- ASSIGNMENT
Please transcribe the listing that follows exactly; images are to be excluded.

- RECORDS PROVIDED
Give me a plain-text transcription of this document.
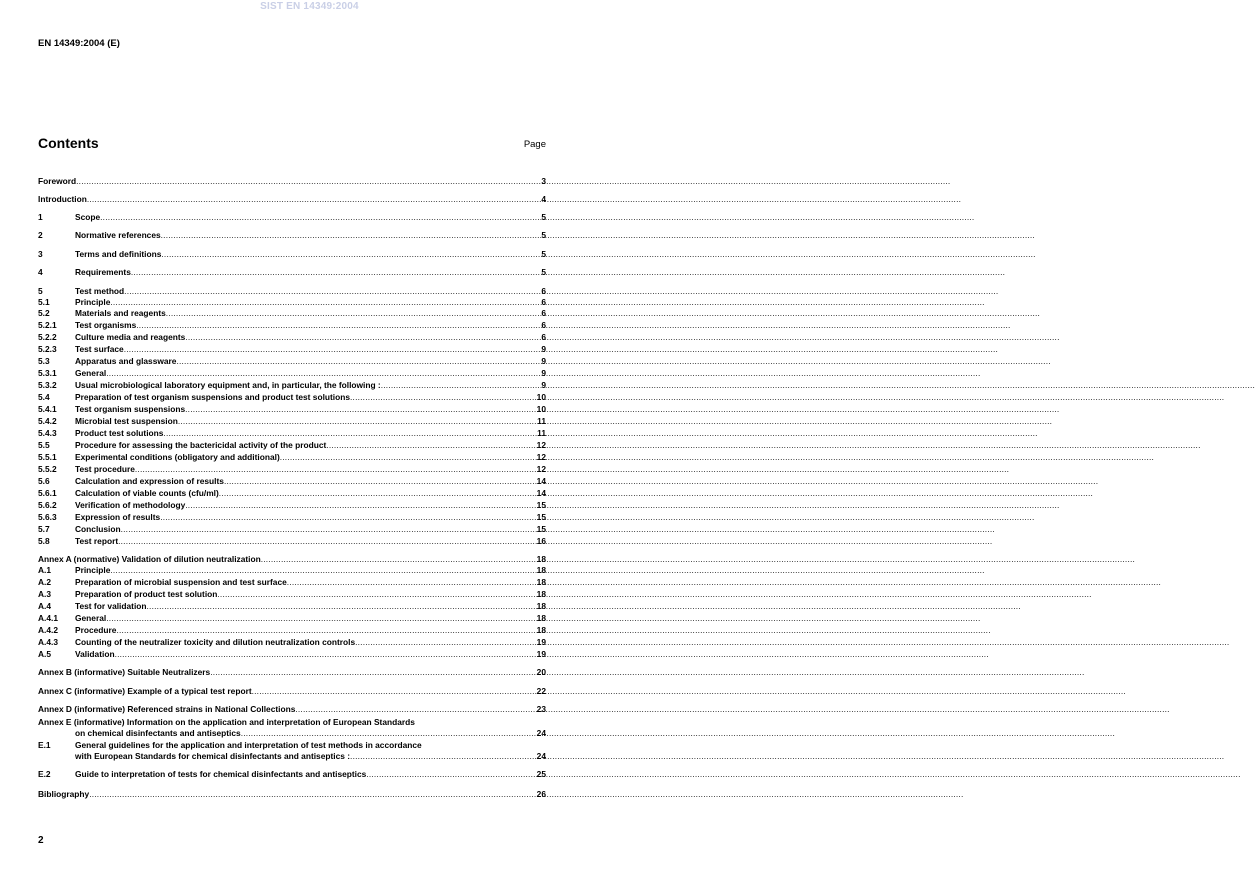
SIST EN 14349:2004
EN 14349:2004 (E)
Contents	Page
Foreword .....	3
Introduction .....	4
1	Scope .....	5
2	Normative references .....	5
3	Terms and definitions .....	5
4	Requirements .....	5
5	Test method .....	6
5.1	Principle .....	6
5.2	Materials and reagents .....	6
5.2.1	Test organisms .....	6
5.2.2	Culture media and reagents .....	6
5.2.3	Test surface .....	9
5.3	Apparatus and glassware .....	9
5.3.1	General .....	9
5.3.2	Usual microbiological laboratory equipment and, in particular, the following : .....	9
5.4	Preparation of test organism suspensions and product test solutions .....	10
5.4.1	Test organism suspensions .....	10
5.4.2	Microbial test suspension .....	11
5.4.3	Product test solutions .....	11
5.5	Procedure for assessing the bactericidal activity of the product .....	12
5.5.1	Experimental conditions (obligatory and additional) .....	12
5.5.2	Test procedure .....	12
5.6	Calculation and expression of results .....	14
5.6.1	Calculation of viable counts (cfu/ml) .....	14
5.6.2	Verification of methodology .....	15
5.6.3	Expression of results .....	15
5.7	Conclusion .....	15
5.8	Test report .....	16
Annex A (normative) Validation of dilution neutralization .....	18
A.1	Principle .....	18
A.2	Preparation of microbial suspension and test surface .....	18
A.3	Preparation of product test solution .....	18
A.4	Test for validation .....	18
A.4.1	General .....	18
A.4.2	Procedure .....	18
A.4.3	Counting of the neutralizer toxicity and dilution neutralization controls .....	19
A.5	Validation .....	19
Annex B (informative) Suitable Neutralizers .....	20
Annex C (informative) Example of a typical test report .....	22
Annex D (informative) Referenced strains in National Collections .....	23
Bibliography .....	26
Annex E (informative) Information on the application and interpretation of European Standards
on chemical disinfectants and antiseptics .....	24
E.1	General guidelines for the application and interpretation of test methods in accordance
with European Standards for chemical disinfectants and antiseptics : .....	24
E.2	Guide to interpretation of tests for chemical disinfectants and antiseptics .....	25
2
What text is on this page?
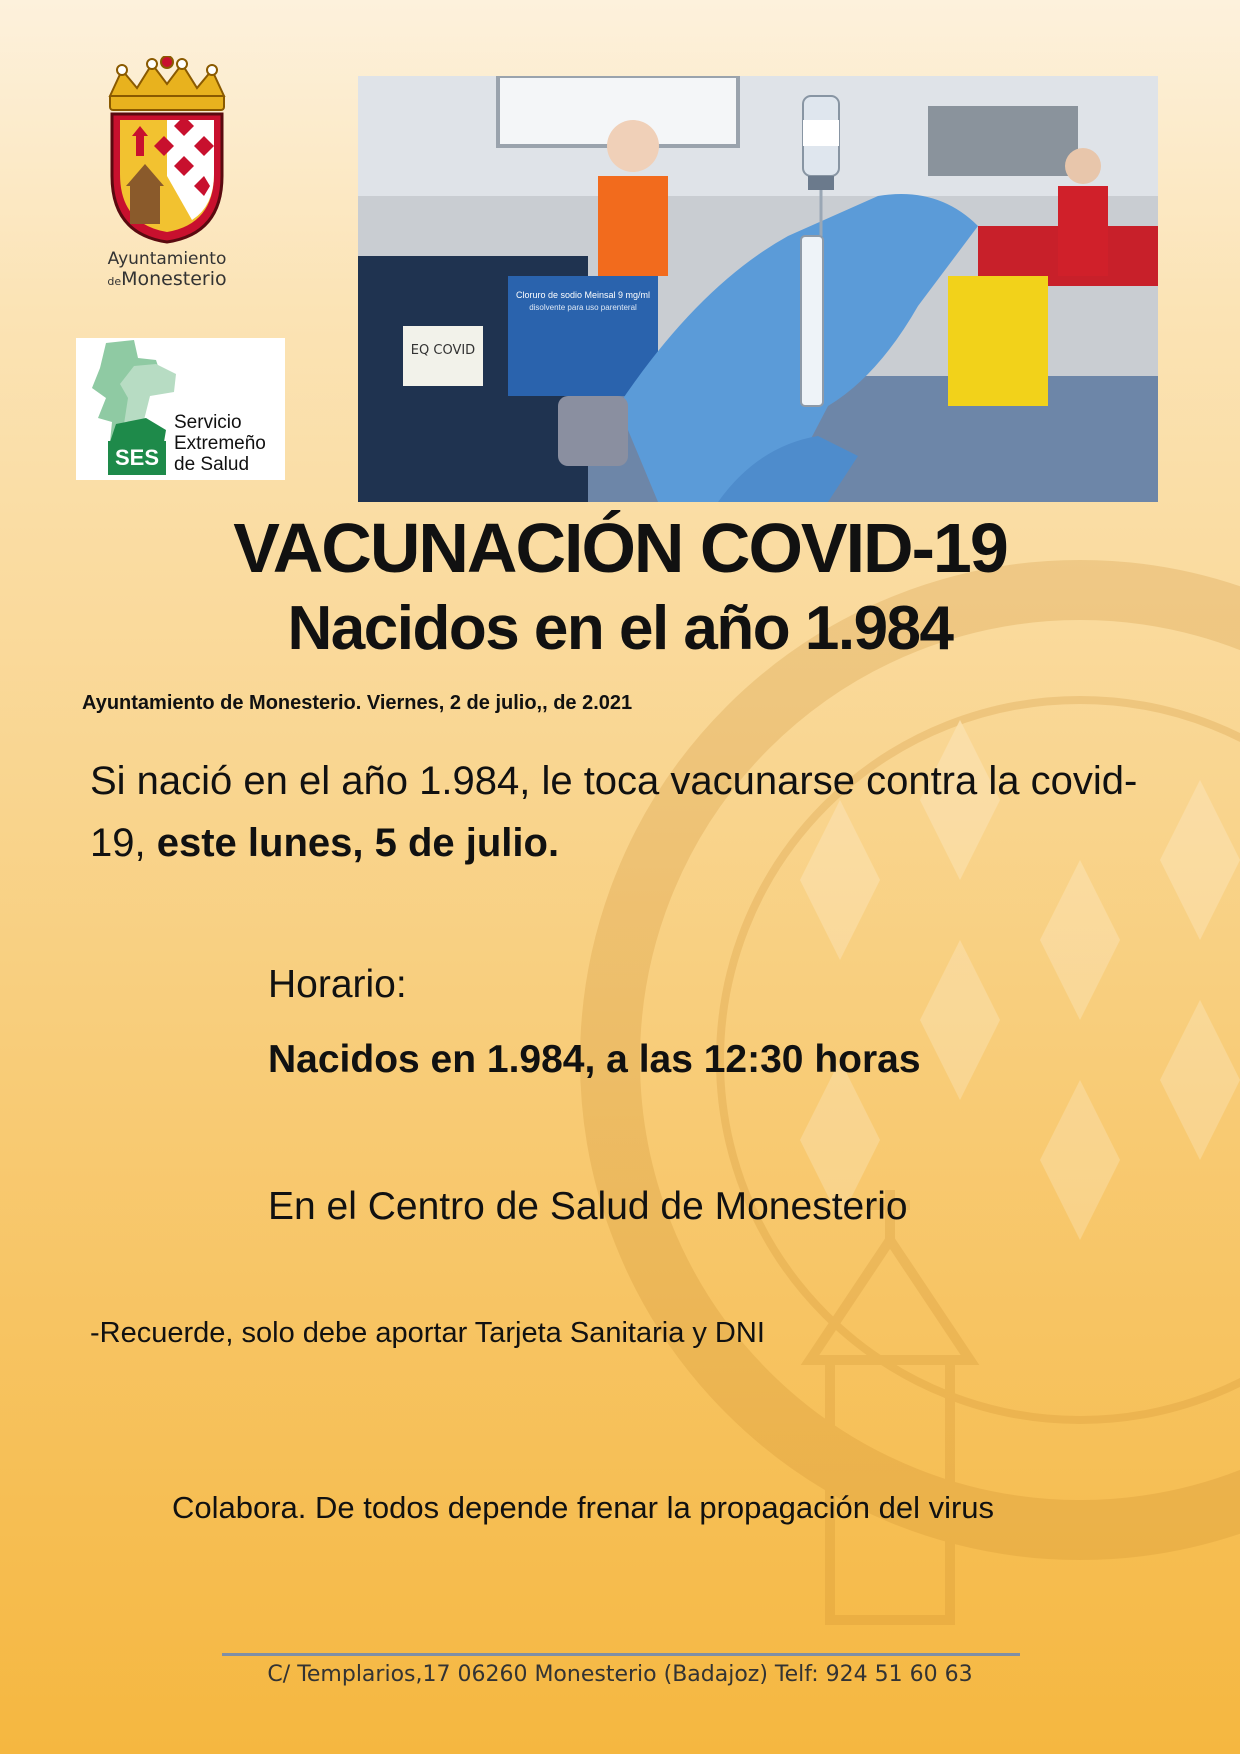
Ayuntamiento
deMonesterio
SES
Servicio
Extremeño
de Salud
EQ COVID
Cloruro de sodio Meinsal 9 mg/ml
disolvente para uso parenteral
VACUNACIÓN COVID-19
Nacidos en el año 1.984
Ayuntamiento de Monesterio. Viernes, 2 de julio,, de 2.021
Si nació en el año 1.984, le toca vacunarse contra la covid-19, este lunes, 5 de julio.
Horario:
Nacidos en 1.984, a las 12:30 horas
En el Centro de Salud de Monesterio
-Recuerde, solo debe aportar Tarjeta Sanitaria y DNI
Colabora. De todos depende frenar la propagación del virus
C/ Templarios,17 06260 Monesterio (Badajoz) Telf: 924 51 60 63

- OUTPUT FOR THIS TASK
Give me a plain-text transcription of this document.
SIST EN 14349:2004
EN 14349:2004 (E)
Contents	Page
Foreword .....	3
Introduction .....	4
1	Scope .....	5
2	Normative references .....	5
3	Terms and definitions .....	5
4	Requirements .....	5
5	Test method .....	6
5.1	Principle .....	6
5.2	Materials and reagents .....	6
5.2.1	Test organisms .....	6
5.2.2	Culture media and reagents .....	6
5.2.3	Test surface .....	9
5.3	Apparatus and glassware .....	9
5.3.1	General .....	9
5.3.2	Usual microbiological laboratory equipment and, in particular, the following : .....	9
5.4	Preparation of test organism suspensions and product test solutions .....	10
5.4.1	Test organism suspensions .....	10
5.4.2	Microbial test suspension .....	11
5.4.3	Product test solutions .....	11
5.5	Procedure for assessing the bactericidal activity of the product .....	12
5.5.1	Experimental conditions (obligatory and additional) .....	12
5.5.2	Test procedure .....	12
5.6	Calculation and expression of results .....	14
5.6.1	Calculation of viable counts (cfu/ml) .....	14
5.6.2	Verification of methodology .....	15
5.6.3	Expression of results .....	15
5.7	Conclusion .....	15
5.8	Test report .....	16
Annex A (normative) Validation of dilution neutralization .....	18
A.1	Principle .....	18
A.2	Preparation of microbial suspension and test surface .....	18
A.3	Preparation of product test solution .....	18
A.4	Test for validation .....	18
A.4.1	General .....	18
A.4.2	Procedure .....	18
A.4.3	Counting of the neutralizer toxicity and dilution neutralization controls .....	19
A.5	Validation .....	19
Annex B (informative) Suitable Neutralizers .....	20
Annex C (informative) Example of a typical test report .....	22
Annex D (informative) Referenced strains in National Collections .....	23
Bibliography .....	26
Annex E (informative) Information on the application and interpretation of European Standards
on chemical disinfectants and antiseptics .....	24
E.1	General guidelines for the application and interpretation of test methods in accordance
with European Standards for chemical disinfectants and antiseptics : .....	24
E.2	Guide to interpretation of tests for chemical disinfectants and antiseptics .....	25
2
What text is on this page?
Ayuntamiento
deMonesterio
SES
Servicio
Extremeño
de Salud
EQ COVID
Cloruro de sodio Meinsal 9 mg/ml
disolvente para uso parenteral
VACUNACIÓN COVID-19
Nacidos en el año 1.984
Ayuntamiento de Monesterio. Viernes, 2 de julio,, de 2.021
Si nació en el año 1.984, le toca vacunarse contra la covid-19, este lunes, 5 de julio.
Horario:
Nacidos en 1.984, a las 12:30 horas
En el Centro de Salud de Monesterio
-Recuerde, solo debe aportar Tarjeta Sanitaria y DNI
Colabora. De todos depende frenar la propagación del virus
C/ Templarios,17 06260 Monesterio (Badajoz) Telf: 924 51 60 63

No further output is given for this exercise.